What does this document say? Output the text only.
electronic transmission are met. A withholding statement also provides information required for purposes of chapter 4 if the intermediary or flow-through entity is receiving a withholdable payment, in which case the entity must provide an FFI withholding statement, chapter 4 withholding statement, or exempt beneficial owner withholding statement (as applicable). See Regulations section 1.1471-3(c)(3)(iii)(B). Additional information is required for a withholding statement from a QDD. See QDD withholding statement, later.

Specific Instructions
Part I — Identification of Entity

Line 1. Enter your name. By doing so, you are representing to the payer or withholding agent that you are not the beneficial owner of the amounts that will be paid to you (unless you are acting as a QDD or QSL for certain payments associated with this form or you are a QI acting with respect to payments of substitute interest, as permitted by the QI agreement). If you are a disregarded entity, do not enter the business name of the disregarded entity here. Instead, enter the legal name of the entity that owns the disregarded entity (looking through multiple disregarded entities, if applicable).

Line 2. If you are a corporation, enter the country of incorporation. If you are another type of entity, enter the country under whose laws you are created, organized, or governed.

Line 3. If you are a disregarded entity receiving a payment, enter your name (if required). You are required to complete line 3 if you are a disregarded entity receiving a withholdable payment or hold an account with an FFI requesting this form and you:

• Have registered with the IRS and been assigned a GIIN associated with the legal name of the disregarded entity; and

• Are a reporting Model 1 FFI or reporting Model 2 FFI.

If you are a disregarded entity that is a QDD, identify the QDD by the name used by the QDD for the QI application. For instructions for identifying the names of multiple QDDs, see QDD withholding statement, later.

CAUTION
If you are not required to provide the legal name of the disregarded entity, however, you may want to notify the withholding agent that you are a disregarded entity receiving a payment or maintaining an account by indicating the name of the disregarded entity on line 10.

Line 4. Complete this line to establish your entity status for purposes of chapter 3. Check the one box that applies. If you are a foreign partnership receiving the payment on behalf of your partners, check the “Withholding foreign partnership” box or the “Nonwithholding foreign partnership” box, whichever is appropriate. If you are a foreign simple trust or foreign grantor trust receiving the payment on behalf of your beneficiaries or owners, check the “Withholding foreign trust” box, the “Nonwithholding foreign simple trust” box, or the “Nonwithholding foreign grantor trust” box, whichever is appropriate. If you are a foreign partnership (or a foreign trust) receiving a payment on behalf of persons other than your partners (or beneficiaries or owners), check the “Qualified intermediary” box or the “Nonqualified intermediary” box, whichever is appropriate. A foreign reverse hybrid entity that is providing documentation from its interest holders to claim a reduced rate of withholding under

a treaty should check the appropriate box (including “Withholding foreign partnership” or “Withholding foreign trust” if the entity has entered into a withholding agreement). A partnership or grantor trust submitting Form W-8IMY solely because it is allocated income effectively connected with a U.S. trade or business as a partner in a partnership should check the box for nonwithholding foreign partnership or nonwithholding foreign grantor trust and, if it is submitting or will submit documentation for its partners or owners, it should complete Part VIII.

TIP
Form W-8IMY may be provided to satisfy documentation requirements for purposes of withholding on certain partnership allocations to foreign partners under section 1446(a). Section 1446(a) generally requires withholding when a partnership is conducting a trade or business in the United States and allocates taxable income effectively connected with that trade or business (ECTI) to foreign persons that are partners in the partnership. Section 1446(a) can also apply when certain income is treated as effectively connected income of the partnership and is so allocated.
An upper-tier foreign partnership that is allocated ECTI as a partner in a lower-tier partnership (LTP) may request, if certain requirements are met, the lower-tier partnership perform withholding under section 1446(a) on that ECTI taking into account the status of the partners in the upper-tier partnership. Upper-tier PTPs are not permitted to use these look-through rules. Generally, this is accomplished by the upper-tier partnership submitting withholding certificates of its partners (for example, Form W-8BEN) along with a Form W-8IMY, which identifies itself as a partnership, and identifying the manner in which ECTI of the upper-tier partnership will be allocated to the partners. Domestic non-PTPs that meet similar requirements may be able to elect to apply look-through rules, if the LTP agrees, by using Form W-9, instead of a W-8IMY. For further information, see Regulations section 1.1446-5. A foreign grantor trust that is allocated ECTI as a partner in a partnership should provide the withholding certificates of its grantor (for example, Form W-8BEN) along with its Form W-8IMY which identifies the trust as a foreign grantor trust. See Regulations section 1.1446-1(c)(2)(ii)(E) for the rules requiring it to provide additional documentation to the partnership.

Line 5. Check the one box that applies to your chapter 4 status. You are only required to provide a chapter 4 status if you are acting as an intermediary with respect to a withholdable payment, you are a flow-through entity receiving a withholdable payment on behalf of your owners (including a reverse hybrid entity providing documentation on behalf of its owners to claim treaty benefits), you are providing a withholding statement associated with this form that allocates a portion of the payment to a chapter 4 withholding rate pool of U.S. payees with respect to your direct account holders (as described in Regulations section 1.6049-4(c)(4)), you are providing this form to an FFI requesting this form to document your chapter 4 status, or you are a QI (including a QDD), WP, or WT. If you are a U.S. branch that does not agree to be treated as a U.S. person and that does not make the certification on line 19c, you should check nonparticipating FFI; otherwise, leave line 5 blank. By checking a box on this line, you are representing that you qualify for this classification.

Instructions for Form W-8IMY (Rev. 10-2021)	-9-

——————

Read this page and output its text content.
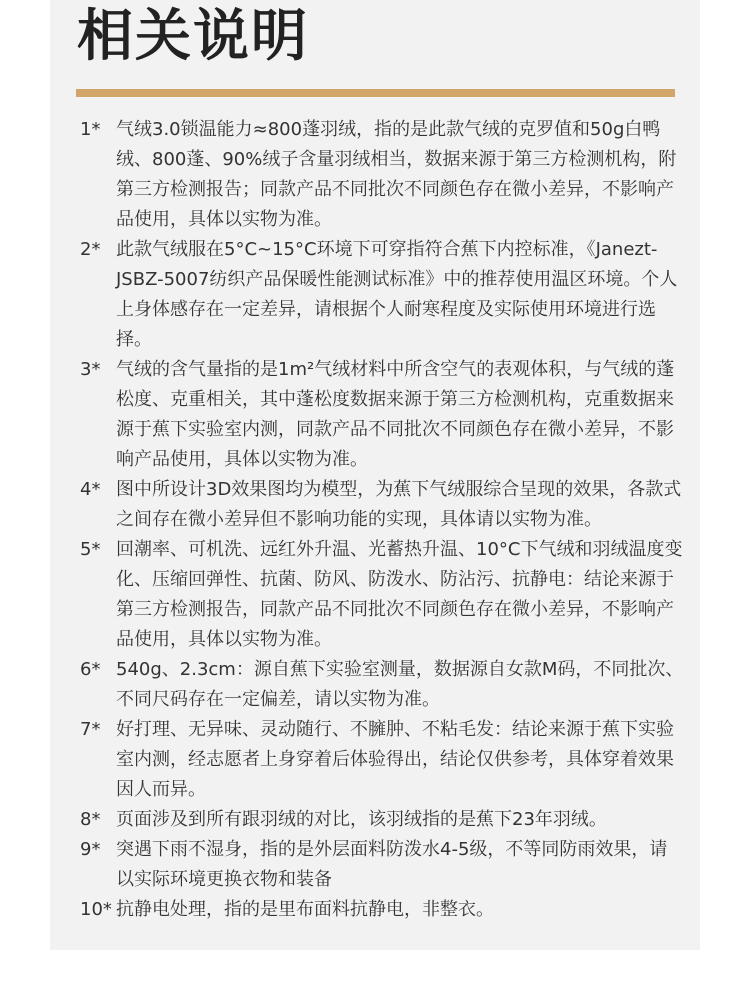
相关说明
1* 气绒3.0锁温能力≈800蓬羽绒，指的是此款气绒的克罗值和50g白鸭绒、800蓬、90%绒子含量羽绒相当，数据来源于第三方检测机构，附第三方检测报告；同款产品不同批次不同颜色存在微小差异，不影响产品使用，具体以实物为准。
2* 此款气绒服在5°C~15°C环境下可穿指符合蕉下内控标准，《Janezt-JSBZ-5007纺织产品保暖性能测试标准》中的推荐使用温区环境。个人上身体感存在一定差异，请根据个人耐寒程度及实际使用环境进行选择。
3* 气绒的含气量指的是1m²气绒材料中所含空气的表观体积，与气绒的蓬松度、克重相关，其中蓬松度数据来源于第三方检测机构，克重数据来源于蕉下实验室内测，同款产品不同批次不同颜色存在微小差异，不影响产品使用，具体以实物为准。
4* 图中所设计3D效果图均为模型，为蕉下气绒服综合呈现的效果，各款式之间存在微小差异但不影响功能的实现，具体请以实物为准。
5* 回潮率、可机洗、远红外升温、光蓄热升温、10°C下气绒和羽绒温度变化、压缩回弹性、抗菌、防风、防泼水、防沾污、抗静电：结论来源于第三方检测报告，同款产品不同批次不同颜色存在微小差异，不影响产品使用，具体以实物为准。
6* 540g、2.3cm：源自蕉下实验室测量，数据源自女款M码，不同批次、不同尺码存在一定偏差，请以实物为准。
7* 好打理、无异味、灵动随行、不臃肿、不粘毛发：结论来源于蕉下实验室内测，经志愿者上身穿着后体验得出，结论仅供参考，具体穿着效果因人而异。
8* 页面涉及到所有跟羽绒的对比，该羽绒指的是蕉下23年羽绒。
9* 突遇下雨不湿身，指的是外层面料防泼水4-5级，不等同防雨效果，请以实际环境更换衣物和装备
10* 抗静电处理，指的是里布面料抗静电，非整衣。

——————

▶ Written request
Copy out every line of the material above that mentions the word "agent".

▶ Output of the exercise
Line 1. Enter your name. By doing so, you are representing to the payer or withholding agent that you are not the beneficial owner of the amounts that will be paid to you (unless you are acting as a QDD or QSL for certain payments associated with this form or you are a QI acting with respect to payments of substitute interest, as permitted by the QI agreement). If you are a disregarded entity, do not enter the business name of the disregarded entity here. Instead, enter the legal name of the entity that owns the disregarded entity (looking through multiple disregarded entities, if applicable).
If you are not required to provide the legal name of the disregarded entity, however, you may want to notify the withholding agent that you are a disregarded entity receiving a payment or maintaining an account by indicating the name of the disregarded entity on line 10.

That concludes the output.